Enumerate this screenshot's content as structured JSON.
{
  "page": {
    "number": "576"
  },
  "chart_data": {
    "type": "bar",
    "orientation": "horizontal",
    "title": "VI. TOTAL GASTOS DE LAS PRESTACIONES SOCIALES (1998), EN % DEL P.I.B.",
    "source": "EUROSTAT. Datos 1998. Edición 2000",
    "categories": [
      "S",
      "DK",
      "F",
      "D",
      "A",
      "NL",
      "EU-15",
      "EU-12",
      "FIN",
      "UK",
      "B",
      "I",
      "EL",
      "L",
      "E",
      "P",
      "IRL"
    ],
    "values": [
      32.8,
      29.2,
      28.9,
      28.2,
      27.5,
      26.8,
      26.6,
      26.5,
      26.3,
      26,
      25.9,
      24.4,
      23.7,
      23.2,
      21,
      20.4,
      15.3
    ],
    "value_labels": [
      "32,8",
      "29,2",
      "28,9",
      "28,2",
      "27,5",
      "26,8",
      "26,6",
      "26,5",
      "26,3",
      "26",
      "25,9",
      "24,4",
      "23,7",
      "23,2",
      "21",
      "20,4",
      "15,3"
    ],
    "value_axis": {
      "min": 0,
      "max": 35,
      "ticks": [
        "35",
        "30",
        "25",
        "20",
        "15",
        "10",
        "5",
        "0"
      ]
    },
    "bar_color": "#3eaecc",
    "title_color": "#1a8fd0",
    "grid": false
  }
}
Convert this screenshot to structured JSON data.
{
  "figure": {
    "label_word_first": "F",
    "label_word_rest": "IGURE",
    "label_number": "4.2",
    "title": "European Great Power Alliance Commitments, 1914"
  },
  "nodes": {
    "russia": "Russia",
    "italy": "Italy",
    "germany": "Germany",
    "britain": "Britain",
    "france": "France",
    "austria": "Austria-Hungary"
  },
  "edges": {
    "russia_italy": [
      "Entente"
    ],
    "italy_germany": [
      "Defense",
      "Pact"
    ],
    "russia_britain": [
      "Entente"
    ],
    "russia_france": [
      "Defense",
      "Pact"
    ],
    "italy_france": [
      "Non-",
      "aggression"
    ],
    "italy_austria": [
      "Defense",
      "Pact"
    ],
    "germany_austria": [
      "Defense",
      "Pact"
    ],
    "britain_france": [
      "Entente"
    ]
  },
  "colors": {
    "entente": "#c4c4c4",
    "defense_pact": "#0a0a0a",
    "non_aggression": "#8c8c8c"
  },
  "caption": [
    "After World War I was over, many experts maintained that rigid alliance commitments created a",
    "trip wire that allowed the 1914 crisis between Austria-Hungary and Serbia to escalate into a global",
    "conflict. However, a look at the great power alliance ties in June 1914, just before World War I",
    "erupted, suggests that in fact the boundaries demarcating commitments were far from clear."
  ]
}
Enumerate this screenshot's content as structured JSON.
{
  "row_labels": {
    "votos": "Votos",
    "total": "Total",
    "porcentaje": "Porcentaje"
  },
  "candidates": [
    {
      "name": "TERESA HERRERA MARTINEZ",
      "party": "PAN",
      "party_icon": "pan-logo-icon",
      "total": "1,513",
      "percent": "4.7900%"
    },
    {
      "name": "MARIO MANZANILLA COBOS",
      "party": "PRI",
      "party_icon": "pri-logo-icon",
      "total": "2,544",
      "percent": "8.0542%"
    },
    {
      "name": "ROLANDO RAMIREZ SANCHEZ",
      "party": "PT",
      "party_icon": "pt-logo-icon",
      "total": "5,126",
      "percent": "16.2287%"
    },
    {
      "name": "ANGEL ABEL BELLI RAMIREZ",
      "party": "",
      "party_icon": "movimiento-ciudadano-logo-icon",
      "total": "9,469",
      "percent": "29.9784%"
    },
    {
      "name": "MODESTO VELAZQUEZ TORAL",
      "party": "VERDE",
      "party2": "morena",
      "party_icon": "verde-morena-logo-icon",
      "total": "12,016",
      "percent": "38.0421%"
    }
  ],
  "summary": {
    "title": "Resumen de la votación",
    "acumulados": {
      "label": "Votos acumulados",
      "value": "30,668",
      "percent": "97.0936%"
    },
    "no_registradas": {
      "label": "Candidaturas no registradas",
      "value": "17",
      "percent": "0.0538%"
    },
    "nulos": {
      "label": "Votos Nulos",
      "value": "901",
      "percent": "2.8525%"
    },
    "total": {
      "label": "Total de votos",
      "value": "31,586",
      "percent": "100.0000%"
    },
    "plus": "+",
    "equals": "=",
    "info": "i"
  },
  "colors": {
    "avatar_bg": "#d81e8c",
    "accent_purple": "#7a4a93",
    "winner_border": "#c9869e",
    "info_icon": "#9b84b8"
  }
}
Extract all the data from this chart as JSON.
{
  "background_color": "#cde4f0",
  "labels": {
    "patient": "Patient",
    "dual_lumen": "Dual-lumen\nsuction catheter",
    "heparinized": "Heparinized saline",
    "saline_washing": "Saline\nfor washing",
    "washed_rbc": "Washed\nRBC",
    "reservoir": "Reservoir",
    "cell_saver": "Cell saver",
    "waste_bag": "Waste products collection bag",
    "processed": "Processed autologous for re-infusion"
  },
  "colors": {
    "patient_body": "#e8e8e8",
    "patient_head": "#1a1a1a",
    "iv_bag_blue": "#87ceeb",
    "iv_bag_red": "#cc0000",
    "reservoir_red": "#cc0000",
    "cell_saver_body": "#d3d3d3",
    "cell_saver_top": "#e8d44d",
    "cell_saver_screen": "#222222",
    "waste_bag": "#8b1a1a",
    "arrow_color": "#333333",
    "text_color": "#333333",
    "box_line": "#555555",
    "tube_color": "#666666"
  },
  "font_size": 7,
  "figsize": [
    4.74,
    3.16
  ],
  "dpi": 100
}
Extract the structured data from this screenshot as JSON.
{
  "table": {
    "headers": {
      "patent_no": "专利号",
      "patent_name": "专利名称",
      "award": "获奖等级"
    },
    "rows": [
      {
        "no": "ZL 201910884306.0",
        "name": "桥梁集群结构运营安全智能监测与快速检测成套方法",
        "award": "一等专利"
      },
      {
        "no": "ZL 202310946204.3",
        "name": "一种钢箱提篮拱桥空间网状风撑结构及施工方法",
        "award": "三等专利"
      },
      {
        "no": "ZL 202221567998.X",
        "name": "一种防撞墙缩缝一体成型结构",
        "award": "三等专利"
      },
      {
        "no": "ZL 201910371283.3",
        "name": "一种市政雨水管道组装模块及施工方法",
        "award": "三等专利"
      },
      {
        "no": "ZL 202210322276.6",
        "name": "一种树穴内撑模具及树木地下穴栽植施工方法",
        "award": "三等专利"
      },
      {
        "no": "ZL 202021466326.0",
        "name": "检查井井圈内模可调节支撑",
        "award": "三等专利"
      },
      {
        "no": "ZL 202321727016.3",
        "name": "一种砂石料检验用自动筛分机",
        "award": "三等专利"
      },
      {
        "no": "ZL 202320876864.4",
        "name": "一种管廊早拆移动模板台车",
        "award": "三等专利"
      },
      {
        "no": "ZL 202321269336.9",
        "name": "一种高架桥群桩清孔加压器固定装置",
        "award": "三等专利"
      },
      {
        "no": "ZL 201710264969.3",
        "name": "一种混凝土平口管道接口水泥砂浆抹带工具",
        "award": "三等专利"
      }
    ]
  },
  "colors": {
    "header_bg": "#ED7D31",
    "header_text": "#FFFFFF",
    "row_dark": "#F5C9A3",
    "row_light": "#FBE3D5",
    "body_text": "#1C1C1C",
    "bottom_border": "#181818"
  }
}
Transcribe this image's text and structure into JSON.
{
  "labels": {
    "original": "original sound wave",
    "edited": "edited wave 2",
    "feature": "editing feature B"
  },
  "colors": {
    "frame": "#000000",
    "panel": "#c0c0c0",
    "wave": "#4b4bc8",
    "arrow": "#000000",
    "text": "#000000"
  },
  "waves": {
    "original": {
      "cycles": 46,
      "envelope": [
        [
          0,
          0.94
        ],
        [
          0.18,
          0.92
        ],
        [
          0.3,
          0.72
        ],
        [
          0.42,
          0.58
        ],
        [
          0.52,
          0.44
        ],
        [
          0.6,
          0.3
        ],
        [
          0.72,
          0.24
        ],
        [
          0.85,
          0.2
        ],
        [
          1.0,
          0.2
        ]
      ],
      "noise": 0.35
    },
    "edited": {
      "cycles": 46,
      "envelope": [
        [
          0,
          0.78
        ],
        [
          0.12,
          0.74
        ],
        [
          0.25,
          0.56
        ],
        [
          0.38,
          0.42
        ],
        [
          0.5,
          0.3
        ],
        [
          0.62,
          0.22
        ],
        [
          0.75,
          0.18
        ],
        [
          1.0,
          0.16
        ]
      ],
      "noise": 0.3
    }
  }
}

Stated goal: Select, from the listing, all lines that include the word "morena".

The answer:
      "party2": "morena",
      "party_icon": "verde-morena-logo-icon",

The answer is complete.